#### Supplied data ####

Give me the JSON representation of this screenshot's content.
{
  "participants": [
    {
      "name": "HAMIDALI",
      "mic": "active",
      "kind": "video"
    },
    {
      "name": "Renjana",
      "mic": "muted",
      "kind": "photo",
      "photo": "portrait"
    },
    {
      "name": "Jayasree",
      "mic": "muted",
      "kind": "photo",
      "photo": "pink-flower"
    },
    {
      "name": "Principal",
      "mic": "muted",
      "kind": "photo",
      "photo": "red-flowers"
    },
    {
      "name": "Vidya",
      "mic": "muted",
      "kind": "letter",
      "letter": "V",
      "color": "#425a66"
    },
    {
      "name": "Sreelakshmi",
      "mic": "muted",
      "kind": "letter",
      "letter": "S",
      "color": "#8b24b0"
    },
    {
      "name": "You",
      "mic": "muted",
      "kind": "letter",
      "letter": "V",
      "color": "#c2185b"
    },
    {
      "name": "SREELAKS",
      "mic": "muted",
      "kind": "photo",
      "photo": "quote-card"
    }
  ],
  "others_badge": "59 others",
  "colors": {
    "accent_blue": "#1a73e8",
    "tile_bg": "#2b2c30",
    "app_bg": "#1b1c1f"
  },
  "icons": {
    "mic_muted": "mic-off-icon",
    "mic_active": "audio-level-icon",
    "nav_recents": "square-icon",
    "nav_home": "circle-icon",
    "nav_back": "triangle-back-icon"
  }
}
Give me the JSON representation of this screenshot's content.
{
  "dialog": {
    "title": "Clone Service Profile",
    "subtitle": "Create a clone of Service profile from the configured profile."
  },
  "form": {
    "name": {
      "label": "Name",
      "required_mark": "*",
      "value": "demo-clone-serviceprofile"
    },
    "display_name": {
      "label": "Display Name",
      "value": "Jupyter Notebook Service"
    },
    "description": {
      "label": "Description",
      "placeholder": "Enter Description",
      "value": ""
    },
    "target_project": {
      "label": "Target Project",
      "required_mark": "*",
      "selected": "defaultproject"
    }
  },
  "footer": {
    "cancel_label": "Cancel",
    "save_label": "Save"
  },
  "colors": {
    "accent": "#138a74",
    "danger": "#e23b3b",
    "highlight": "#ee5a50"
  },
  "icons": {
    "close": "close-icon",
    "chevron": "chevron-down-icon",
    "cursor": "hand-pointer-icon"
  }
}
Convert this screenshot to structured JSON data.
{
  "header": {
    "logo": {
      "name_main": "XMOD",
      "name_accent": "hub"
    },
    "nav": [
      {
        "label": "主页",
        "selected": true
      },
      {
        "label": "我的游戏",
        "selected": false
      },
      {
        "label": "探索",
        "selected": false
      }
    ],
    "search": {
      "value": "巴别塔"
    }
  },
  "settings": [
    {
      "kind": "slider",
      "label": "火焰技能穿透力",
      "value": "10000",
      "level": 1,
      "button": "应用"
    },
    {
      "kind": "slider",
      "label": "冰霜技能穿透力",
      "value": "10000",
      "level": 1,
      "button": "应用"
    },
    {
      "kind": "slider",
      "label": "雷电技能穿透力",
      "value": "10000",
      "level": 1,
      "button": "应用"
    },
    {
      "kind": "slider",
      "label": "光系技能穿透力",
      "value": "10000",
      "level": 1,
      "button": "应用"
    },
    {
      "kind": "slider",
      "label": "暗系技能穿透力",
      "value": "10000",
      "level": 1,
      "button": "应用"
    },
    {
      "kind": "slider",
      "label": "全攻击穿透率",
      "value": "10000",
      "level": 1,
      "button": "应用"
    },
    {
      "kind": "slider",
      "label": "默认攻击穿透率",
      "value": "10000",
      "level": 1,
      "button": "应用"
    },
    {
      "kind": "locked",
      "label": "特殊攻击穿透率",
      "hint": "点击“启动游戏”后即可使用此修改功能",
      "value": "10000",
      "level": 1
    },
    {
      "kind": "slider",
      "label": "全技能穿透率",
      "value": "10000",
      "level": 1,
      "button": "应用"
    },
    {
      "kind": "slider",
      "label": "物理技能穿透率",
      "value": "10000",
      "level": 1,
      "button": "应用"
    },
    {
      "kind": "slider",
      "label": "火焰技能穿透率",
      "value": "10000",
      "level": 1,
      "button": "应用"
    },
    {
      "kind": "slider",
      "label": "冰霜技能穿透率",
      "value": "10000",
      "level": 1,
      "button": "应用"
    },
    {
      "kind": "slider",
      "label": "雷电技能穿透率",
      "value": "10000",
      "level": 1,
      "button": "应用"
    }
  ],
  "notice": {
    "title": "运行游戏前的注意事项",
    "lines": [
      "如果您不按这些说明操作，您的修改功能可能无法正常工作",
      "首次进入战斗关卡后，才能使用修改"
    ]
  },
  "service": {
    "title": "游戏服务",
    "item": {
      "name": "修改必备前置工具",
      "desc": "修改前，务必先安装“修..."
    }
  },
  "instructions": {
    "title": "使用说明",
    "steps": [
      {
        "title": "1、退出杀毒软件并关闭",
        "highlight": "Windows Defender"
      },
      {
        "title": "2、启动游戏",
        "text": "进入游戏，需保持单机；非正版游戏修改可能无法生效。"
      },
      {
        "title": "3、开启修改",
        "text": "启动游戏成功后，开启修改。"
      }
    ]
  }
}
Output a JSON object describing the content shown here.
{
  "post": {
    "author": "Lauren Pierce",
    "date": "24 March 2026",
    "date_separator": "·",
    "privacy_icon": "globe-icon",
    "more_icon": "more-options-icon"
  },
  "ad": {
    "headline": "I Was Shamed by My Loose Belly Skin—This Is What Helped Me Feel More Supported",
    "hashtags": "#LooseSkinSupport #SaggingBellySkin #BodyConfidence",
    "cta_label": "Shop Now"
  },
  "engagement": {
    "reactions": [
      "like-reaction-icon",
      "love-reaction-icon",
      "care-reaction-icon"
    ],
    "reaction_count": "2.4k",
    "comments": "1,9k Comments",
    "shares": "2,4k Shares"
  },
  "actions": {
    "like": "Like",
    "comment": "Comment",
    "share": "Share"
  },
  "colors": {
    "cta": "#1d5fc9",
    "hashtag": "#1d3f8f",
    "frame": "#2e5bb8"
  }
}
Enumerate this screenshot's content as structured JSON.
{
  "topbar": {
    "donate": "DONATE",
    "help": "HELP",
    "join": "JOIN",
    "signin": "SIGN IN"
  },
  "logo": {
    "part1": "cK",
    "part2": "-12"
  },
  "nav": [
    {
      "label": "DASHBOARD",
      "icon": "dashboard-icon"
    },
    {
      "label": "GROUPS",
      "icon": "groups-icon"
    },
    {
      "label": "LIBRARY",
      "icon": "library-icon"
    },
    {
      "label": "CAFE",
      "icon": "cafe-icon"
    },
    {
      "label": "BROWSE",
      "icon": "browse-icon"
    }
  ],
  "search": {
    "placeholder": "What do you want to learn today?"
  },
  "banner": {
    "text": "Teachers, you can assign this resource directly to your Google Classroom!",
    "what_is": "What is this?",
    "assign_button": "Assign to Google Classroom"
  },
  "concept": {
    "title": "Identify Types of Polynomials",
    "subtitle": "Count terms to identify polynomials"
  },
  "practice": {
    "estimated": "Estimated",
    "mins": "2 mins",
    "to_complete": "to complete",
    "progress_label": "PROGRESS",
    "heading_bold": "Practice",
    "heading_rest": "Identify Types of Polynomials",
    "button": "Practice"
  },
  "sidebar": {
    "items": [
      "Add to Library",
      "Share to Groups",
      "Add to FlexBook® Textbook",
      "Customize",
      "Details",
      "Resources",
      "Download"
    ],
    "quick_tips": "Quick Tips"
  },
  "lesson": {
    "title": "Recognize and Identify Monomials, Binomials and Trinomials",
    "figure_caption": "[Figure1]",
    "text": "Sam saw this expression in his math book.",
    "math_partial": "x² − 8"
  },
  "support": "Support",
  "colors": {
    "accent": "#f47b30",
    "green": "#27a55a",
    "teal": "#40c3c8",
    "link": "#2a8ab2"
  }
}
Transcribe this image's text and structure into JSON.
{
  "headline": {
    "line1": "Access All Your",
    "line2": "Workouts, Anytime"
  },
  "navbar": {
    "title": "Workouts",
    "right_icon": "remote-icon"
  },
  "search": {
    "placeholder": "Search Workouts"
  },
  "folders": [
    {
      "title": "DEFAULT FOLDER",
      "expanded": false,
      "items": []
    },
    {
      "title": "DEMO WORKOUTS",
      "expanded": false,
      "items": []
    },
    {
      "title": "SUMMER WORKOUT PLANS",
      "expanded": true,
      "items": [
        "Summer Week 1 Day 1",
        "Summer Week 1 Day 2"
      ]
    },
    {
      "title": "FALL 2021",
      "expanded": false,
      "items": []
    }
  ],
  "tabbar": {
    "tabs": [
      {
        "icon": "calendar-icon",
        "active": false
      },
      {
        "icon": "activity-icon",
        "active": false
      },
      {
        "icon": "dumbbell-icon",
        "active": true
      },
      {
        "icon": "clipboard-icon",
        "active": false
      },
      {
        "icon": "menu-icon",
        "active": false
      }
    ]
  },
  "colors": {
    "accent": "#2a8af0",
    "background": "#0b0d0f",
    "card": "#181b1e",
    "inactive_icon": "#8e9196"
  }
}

####

# What is expected
Compute how many lines include the string "selected", then give that number by itself.

# Finished answer
4